== Dataset rows

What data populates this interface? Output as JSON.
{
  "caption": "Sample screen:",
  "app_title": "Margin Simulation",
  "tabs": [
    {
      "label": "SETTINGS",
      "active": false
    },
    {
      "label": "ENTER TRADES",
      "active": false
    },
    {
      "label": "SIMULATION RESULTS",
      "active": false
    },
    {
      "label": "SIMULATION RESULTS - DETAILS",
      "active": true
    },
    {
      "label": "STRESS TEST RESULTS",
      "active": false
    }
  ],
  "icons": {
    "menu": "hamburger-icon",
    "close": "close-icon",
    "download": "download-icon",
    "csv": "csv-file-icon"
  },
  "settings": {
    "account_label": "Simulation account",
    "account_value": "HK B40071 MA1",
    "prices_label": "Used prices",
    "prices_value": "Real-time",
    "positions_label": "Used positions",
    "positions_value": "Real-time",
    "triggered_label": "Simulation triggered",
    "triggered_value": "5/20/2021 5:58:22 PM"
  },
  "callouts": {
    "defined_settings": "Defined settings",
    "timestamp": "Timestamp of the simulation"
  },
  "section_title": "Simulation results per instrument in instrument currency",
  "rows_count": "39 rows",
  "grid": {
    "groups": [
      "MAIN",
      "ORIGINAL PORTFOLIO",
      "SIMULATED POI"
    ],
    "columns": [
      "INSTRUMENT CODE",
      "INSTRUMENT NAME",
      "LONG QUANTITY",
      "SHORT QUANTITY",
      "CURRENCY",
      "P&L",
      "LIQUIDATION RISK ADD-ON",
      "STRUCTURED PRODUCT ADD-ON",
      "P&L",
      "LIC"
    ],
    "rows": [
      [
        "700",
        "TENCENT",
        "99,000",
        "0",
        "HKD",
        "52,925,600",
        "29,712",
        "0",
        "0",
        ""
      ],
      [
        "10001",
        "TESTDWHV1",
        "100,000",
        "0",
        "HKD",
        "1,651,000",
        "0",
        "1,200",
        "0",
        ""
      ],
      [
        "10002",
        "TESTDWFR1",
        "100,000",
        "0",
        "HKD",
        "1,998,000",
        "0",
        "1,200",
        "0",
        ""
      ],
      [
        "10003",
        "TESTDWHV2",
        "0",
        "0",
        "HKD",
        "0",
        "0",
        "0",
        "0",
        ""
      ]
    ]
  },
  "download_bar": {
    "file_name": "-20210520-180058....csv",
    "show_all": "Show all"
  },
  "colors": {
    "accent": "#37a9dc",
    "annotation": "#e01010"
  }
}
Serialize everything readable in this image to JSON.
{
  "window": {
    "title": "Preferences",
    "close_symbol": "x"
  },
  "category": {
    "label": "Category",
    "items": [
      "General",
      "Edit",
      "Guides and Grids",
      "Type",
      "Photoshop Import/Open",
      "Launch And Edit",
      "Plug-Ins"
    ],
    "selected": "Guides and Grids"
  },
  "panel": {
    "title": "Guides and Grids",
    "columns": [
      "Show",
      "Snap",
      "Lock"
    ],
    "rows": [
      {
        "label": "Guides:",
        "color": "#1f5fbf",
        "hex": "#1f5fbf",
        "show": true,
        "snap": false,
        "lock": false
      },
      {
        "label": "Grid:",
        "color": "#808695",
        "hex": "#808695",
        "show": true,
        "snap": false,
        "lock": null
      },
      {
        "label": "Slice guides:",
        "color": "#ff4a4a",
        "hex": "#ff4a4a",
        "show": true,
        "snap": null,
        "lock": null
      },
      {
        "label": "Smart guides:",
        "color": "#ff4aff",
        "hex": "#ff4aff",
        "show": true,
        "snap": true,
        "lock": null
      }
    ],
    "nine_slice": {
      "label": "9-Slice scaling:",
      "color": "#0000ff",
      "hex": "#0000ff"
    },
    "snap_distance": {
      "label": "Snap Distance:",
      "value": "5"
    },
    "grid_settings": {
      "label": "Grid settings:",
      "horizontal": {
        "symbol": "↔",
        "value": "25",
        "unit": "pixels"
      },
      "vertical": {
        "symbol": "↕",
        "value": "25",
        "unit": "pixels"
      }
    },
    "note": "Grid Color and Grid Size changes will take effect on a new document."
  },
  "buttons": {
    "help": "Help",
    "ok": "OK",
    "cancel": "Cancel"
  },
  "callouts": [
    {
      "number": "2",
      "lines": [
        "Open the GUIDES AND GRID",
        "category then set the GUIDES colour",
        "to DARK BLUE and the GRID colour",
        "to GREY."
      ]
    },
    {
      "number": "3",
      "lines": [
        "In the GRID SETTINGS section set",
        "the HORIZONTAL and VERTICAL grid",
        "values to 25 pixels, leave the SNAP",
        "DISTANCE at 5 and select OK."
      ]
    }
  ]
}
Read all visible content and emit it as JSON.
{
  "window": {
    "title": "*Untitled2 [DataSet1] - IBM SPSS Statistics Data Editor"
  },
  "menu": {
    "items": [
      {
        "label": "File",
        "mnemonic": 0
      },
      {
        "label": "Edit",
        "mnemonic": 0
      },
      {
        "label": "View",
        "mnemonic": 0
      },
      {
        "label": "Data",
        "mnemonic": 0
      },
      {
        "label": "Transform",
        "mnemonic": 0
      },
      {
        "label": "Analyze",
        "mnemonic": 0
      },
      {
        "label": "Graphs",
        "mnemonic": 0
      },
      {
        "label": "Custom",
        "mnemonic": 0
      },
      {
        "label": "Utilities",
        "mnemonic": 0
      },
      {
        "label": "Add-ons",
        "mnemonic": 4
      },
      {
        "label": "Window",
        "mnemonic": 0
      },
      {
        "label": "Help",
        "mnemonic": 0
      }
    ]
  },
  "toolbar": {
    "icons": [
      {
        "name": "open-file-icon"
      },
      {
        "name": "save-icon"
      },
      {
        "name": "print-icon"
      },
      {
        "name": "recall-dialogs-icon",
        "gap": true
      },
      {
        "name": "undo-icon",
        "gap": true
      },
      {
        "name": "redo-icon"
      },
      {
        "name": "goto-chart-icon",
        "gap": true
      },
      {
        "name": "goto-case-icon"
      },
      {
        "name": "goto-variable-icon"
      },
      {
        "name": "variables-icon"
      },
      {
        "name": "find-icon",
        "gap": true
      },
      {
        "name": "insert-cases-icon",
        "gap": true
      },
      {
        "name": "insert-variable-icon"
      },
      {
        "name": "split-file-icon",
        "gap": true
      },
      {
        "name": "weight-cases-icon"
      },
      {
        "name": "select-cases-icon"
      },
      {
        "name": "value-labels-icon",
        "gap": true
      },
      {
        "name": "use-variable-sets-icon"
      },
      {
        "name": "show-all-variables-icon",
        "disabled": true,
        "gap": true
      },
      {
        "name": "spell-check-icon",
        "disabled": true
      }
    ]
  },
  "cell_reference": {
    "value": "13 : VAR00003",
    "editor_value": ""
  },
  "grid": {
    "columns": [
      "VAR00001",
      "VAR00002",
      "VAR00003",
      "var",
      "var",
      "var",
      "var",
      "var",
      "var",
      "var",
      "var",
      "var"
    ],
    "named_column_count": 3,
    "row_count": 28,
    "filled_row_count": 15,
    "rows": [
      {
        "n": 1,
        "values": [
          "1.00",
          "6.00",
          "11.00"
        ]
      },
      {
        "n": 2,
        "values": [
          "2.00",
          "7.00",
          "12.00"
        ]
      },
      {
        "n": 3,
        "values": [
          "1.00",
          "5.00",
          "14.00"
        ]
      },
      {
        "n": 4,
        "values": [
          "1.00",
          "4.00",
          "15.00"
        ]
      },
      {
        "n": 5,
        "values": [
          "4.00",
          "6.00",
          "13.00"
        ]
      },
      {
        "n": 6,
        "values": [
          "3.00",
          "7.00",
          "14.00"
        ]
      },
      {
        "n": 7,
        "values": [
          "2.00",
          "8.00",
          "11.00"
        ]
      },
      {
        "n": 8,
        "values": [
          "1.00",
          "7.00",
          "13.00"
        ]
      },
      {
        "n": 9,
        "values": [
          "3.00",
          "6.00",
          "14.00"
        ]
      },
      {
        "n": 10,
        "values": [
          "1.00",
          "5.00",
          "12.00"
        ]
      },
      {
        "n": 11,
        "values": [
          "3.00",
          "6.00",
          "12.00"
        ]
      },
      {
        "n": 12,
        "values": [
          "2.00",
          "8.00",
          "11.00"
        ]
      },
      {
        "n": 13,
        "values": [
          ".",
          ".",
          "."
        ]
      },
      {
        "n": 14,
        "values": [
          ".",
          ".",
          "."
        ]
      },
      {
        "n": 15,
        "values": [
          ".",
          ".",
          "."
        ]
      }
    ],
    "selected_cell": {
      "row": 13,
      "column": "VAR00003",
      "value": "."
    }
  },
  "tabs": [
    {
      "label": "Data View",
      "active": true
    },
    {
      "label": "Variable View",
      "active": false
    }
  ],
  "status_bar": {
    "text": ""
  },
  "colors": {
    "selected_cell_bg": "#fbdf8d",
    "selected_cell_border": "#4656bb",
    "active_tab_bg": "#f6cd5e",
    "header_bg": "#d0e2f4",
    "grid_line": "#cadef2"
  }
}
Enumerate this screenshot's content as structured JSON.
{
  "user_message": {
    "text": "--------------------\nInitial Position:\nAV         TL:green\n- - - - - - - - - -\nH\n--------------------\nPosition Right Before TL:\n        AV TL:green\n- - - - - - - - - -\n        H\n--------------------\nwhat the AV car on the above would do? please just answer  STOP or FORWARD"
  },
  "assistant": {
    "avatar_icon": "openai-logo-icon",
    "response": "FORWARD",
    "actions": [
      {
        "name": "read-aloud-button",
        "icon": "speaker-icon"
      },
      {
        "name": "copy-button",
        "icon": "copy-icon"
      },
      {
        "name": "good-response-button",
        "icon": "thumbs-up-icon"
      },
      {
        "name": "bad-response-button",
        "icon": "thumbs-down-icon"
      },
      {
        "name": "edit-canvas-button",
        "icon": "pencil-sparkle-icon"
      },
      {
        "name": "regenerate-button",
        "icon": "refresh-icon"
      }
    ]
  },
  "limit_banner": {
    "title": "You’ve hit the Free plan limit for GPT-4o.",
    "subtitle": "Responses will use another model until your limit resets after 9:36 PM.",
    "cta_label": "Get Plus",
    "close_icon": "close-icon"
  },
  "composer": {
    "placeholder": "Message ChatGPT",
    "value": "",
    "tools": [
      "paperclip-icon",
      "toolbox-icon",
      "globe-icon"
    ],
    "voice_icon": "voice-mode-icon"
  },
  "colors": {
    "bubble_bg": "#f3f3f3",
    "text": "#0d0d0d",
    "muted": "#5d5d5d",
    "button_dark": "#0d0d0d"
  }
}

====

**Exercise task**
Pick out the lines containing the string "Used".

**Exercise response**
    "prices_label": "Used prices",
    "positions_label": "Used positions",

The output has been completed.